> **WORK TO BE COMPLETED**
Can you quote the records below in full, word for word?

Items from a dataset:

____________________

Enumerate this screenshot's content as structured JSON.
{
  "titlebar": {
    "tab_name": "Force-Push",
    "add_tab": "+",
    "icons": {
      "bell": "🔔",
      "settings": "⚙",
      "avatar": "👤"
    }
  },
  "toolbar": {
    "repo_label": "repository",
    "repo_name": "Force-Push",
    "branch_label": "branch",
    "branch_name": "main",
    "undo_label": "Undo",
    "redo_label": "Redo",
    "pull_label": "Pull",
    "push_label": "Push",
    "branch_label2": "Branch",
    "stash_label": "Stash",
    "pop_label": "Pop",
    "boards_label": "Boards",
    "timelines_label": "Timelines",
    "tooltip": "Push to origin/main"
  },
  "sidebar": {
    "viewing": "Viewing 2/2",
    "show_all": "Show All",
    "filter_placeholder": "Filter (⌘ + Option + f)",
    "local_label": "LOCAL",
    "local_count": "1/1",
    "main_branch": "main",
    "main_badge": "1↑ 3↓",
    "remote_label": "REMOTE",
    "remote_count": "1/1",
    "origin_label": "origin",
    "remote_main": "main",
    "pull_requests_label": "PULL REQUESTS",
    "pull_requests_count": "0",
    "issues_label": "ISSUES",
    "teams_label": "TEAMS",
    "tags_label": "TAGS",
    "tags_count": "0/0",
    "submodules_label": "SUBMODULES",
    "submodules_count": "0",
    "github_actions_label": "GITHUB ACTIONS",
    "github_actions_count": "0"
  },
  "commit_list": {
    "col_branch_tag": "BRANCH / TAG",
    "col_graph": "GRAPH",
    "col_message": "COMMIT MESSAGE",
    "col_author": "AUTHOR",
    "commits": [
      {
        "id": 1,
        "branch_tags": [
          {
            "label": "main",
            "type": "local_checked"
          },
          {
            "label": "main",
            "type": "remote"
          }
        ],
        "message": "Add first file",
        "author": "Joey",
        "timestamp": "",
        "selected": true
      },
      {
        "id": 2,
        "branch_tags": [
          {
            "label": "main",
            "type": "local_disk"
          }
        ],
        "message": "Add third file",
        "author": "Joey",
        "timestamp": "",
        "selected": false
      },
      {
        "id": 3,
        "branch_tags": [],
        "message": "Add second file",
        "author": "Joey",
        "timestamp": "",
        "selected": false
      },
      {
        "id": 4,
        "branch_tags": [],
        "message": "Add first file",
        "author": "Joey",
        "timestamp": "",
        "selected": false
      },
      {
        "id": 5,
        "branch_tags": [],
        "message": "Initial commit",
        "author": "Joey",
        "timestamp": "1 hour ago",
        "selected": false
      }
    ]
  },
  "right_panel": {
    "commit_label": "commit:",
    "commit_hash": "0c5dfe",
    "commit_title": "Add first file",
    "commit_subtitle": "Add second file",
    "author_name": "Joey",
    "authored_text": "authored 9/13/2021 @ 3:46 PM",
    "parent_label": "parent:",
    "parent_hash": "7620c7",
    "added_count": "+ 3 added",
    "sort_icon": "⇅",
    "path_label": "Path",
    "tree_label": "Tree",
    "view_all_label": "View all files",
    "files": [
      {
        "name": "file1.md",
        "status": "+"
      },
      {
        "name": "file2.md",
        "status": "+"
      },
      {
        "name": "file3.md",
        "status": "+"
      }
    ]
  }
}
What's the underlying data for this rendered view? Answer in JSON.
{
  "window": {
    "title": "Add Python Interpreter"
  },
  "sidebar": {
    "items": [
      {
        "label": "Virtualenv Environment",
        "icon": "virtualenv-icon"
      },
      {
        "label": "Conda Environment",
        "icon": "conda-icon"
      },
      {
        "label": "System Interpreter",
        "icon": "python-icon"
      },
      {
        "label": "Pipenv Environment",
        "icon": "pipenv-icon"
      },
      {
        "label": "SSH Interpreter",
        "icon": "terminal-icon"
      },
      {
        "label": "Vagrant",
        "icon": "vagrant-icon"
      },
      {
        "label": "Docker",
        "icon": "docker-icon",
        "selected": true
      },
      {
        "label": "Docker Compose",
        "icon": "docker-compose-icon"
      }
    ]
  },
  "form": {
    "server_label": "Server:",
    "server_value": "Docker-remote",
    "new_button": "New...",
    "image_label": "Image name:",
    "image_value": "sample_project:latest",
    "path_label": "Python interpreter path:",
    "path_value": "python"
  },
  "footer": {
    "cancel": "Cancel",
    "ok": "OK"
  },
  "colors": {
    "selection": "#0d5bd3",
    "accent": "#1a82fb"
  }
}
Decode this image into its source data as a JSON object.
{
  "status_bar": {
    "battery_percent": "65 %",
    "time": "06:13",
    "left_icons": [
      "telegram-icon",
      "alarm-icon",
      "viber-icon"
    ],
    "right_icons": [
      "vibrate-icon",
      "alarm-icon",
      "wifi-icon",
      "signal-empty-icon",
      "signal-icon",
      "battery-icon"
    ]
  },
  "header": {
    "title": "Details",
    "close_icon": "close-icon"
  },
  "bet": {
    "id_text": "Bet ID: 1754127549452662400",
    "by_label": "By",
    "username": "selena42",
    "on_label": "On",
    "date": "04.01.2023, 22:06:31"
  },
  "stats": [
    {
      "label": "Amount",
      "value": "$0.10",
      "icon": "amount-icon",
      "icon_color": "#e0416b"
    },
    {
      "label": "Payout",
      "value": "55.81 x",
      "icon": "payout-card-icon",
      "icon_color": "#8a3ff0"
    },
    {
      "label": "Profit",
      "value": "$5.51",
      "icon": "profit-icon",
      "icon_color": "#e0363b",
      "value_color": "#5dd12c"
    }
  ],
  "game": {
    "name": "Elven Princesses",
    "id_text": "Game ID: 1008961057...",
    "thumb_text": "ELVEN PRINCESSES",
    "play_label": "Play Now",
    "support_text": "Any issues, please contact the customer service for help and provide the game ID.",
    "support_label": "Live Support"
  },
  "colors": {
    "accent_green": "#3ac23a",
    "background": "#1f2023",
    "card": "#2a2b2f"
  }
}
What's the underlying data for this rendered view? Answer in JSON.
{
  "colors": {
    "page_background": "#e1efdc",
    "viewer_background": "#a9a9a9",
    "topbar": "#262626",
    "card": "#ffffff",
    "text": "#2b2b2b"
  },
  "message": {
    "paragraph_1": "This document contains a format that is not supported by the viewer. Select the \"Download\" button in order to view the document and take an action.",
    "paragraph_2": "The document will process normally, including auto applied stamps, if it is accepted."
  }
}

____________________

> **ANSWER TO THIS PROBLEM**
Enumerate this screenshot's content as structured JSON.
{
  "titlebar": {
    "tab_name": "Force-Push",
    "add_tab": "+",
    "icons": {
      "bell": "🔔",
      "settings": "⚙",
      "avatar": "👤"
    }
  },
  "toolbar": {
    "repo_label": "repository",
    "repo_name": "Force-Push",
    "branch_label": "branch",
    "branch_name": "main",
    "undo_label": "Undo",
    "redo_label": "Redo",
    "pull_label": "Pull",
    "push_label": "Push",
    "branch_label2": "Branch",
    "stash_label": "Stash",
    "pop_label": "Pop",
    "boards_label": "Boards",
    "timelines_label": "Timelines",
    "tooltip": "Push to origin/main"
  },
  "sidebar": {
    "viewing": "Viewing 2/2",
    "show_all": "Show All",
    "filter_placeholder": "Filter (⌘ + Option + f)",
    "local_label": "LOCAL",
    "local_count": "1/1",
    "main_branch": "main",
    "main_badge": "1↑ 3↓",
    "remote_label": "REMOTE",
    "remote_count": "1/1",
    "origin_label": "origin",
    "remote_main": "main",
    "pull_requests_label": "PULL REQUESTS",
    "pull_requests_count": "0",
    "issues_label": "ISSUES",
    "teams_label": "TEAMS",
    "tags_label": "TAGS",
    "tags_count": "0/0",
    "submodules_label": "SUBMODULES",
    "submodules_count": "0",
    "github_actions_label": "GITHUB ACTIONS",
    "github_actions_count": "0"
  },
  "commit_list": {
    "col_branch_tag": "BRANCH / TAG",
    "col_graph": "GRAPH",
    "col_message": "COMMIT MESSAGE",
    "col_author": "AUTHOR",
    "commits": [
      {
        "id": 1,
        "branch_tags": [
          {
            "label": "main",
            "type": "local_checked"
          },
          {
            "label": "main",
            "type": "remote"
          }
        ],
        "message": "Add first file",
        "author": "Joey",
        "timestamp": "",
        "selected": true
      },
      {
        "id": 2,
        "branch_tags": [
          {
            "label": "main",
            "type": "local_disk"
          }
        ],
        "message": "Add third file",
        "author": "Joey",
        "timestamp": "",
        "selected": false
      },
      {
        "id": 3,
        "branch_tags": [],
        "message": "Add second file",
        "author": "Joey",
        "timestamp": "",
        "selected": false
      },
      {
        "id": 4,
        "branch_tags": [],
        "message": "Add first file",
        "author": "Joey",
        "timestamp": "",
        "selected": false
      },
      {
        "id": 5,
        "branch_tags": [],
        "message": "Initial commit",
        "author": "Joey",
        "timestamp": "1 hour ago",
        "selected": false
      }
    ]
  },
  "right_panel": {
    "commit_label": "commit:",
    "commit_hash": "0c5dfe",
    "commit_title": "Add first file",
    "commit_subtitle": "Add second file",
    "author_name": "Joey",
    "authored_text": "authored 9/13/2021 @ 3:46 PM",
    "parent_label": "parent:",
    "parent_hash": "7620c7",
    "added_count": "+ 3 added",
    "sort_icon": "⇅",
    "path_label": "Path",
    "tree_label": "Tree",
    "view_all_label": "View all files",
    "files": [
      {
        "name": "file1.md",
        "status": "+"
      },
      {
        "name": "file2.md",
        "status": "+"
      },
      {
        "name": "file3.md",
        "status": "+"
      }
    ]
  }
}
What's the underlying data for this rendered view? Answer in JSON.
{
  "window": {
    "title": "Add Python Interpreter"
  },
  "sidebar": {
    "items": [
      {
        "label": "Virtualenv Environment",
        "icon": "virtualenv-icon"
      },
      {
        "label": "Conda Environment",
        "icon": "conda-icon"
      },
      {
        "label": "System Interpreter",
        "icon": "python-icon"
      },
      {
        "label": "Pipenv Environment",
        "icon": "pipenv-icon"
      },
      {
        "label": "SSH Interpreter",
        "icon": "terminal-icon"
      },
      {
        "label": "Vagrant",
        "icon": "vagrant-icon"
      },
      {
        "label": "Docker",
        "icon": "docker-icon",
        "selected": true
      },
      {
        "label": "Docker Compose",
        "icon": "docker-compose-icon"
      }
    ]
  },
  "form": {
    "server_label": "Server:",
    "server_value": "Docker-remote",
    "new_button": "New...",
    "image_label": "Image name:",
    "image_value": "sample_project:latest",
    "path_label": "Python interpreter path:",
    "path_value": "python"
  },
  "footer": {
    "cancel": "Cancel",
    "ok": "OK"
  },
  "colors": {
    "selection": "#0d5bd3",
    "accent": "#1a82fb"
  }
}
Decode this image into its source data as a JSON object.
{
  "status_bar": {
    "battery_percent": "65 %",
    "time": "06:13",
    "left_icons": [
      "telegram-icon",
      "alarm-icon",
      "viber-icon"
    ],
    "right_icons": [
      "vibrate-icon",
      "alarm-icon",
      "wifi-icon",
      "signal-empty-icon",
      "signal-icon",
      "battery-icon"
    ]
  },
  "header": {
    "title": "Details",
    "close_icon": "close-icon"
  },
  "bet": {
    "id_text": "Bet ID: 1754127549452662400",
    "by_label": "By",
    "username": "selena42",
    "on_label": "On",
    "date": "04.01.2023, 22:06:31"
  },
  "stats": [
    {
      "label": "Amount",
      "value": "$0.10",
      "icon": "amount-icon",
      "icon_color": "#e0416b"
    },
    {
      "label": "Payout",
      "value": "55.81 x",
      "icon": "payout-card-icon",
      "icon_color": "#8a3ff0"
    },
    {
      "label": "Profit",
      "value": "$5.51",
      "icon": "profit-icon",
      "icon_color": "#e0363b",
      "value_color": "#5dd12c"
    }
  ],
  "game": {
    "name": "Elven Princesses",
    "id_text": "Game ID: 1008961057...",
    "thumb_text": "ELVEN PRINCESSES",
    "play_label": "Play Now",
    "support_text": "Any issues, please contact the customer service for help and provide the game ID.",
    "support_label": "Live Support"
  },
  "colors": {
    "accent_green": "#3ac23a",
    "background": "#1f2023",
    "card": "#2a2b2f"
  }
}
What's the underlying data for this rendered view? Answer in JSON.
{
  "colors": {
    "page_background": "#e1efdc",
    "viewer_background": "#a9a9a9",
    "topbar": "#262626",
    "card": "#ffffff",
    "text": "#2b2b2b"
  },
  "message": {
    "paragraph_1": "This document contains a format that is not supported by the viewer. Select the \"Download\" button in order to view the document and take an action.",
    "paragraph_2": "The document will process normally, including auto applied stamps, if it is accepted."
  }
}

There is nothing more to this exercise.